%%
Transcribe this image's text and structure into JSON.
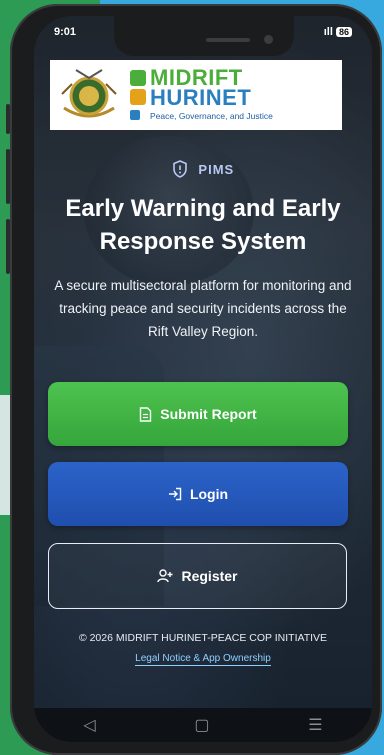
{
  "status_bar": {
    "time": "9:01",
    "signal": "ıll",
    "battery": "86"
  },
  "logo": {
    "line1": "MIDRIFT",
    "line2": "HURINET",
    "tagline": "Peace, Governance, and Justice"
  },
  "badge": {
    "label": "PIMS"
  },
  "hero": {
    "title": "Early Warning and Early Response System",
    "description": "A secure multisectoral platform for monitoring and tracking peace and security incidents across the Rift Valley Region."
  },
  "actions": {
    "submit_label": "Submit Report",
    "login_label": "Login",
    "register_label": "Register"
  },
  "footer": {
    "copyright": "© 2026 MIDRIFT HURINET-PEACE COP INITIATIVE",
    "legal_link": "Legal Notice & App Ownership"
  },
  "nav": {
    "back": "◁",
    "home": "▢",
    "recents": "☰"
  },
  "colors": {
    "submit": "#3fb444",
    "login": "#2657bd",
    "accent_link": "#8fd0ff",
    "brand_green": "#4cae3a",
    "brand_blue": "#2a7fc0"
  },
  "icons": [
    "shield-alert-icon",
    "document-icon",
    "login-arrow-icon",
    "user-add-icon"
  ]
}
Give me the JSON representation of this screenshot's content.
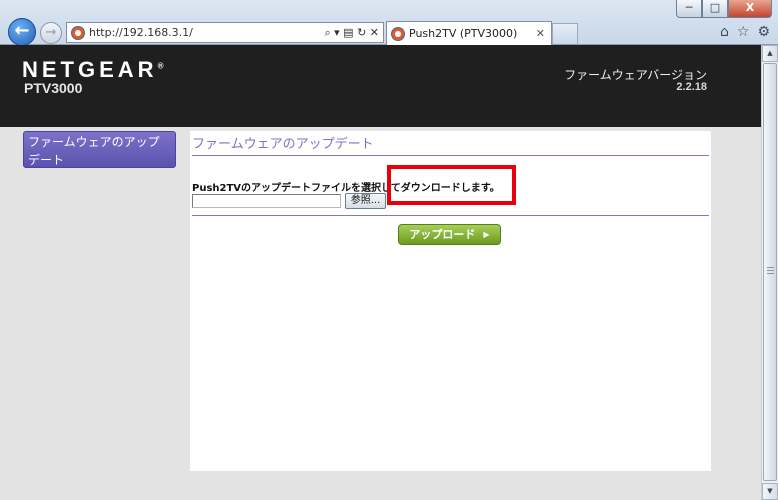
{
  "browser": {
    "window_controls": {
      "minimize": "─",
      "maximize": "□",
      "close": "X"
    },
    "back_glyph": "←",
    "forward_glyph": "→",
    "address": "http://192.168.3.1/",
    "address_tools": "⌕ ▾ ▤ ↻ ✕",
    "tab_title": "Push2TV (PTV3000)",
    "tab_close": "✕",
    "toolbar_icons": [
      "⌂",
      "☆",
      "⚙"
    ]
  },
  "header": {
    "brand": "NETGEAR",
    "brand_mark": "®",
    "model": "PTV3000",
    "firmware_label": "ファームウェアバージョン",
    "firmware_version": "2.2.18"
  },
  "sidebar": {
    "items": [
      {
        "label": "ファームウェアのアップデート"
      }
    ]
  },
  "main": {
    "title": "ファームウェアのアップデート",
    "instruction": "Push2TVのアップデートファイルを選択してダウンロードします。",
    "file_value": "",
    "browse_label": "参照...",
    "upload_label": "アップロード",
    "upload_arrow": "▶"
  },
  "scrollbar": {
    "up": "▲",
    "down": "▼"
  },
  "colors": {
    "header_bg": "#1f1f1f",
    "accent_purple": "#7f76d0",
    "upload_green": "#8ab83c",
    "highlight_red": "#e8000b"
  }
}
%%
%%
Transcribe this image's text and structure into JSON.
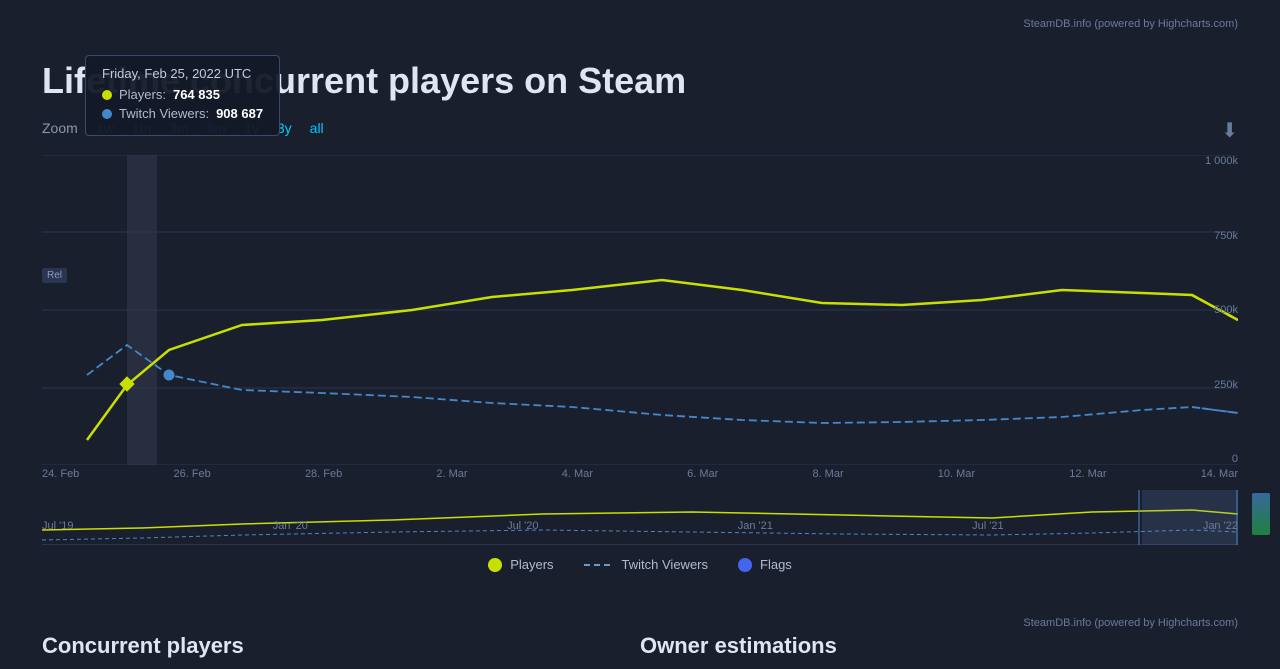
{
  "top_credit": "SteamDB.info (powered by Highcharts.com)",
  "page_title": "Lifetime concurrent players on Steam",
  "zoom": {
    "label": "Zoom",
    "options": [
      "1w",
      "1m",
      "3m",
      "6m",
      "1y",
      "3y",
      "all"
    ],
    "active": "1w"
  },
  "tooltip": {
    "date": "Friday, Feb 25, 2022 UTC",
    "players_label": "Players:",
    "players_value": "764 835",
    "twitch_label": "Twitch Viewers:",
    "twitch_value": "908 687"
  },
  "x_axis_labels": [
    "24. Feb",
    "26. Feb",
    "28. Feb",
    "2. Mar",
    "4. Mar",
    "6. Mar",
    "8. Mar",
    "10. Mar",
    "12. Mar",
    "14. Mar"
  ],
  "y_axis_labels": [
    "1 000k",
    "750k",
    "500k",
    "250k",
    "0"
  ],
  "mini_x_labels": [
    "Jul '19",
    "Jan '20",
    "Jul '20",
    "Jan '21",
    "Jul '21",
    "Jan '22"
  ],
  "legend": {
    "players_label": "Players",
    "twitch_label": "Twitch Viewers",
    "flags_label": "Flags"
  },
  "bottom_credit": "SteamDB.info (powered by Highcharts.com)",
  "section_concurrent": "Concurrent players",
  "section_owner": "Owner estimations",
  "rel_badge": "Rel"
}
%%
# [Short problem]
From the data, list each line in which the string "Viewers" appears.

# [Task answer]
    "twitch_label": "Twitch Viewers:",
    "twitch_label": "Twitch Viewers",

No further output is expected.